[Items from a data source]
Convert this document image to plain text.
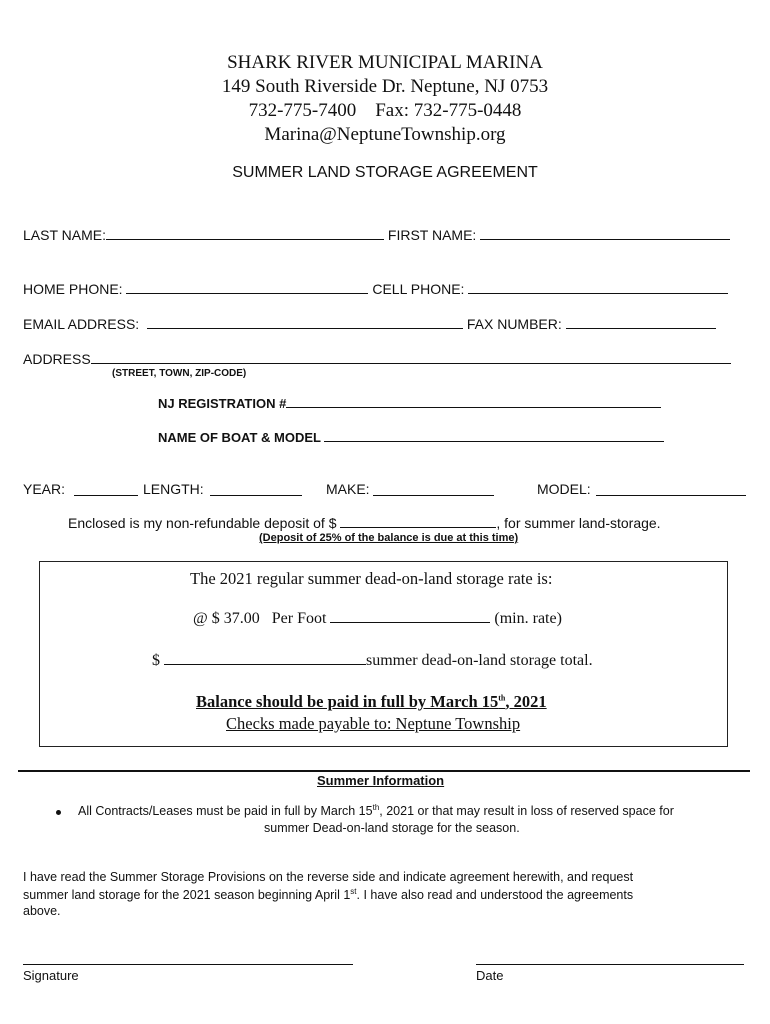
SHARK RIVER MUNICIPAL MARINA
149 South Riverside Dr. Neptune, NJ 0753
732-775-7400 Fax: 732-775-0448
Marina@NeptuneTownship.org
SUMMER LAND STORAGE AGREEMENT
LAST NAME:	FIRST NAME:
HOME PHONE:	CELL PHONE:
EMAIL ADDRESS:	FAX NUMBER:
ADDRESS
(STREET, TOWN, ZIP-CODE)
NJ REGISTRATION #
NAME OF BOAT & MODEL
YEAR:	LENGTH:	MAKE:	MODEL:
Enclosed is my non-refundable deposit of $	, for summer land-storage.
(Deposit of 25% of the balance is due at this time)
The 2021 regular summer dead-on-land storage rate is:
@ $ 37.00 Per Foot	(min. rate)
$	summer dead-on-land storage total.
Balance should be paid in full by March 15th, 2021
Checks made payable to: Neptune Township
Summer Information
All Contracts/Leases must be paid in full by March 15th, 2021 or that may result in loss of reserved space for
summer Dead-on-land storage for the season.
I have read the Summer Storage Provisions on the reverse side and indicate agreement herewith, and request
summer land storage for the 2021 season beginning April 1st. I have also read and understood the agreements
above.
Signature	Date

==

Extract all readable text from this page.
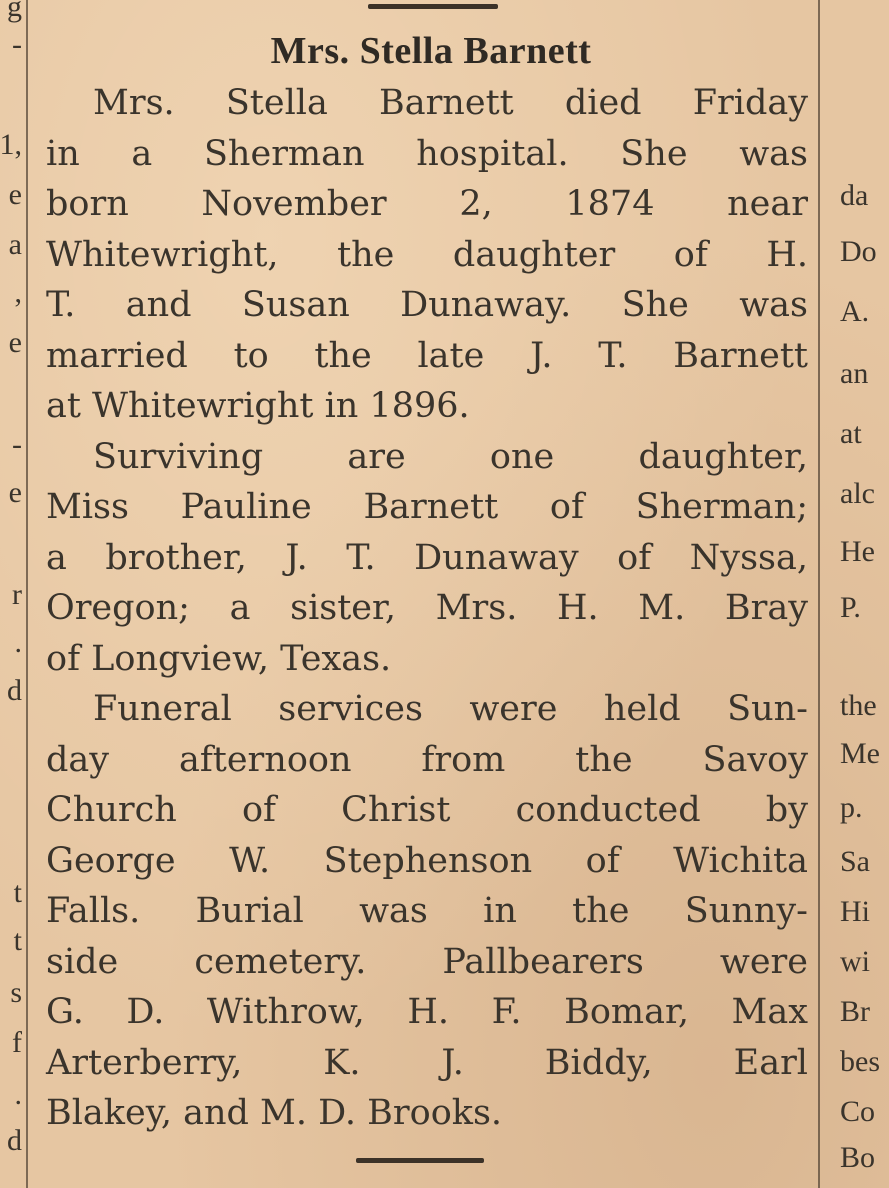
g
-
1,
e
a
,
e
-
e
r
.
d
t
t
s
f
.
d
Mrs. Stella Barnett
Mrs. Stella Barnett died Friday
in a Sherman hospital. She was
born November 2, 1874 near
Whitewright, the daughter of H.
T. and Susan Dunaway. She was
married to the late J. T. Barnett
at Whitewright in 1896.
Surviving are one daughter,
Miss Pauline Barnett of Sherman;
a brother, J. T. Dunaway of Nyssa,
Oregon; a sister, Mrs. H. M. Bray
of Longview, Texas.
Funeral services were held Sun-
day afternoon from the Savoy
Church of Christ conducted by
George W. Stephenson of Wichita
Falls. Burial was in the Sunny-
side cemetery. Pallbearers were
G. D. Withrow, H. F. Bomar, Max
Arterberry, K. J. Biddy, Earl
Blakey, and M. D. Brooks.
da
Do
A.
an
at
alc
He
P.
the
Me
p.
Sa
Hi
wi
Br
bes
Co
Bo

# WHAT IS NEEDED:
Copy in full each line that holds the word "have".

# THE OUTPUT:
I have read the Summer Storage Provisions on the reverse side and indicate agreement herewith, and request
summer land storage for the 2021 season beginning April 1st. I have also read and understood the agreements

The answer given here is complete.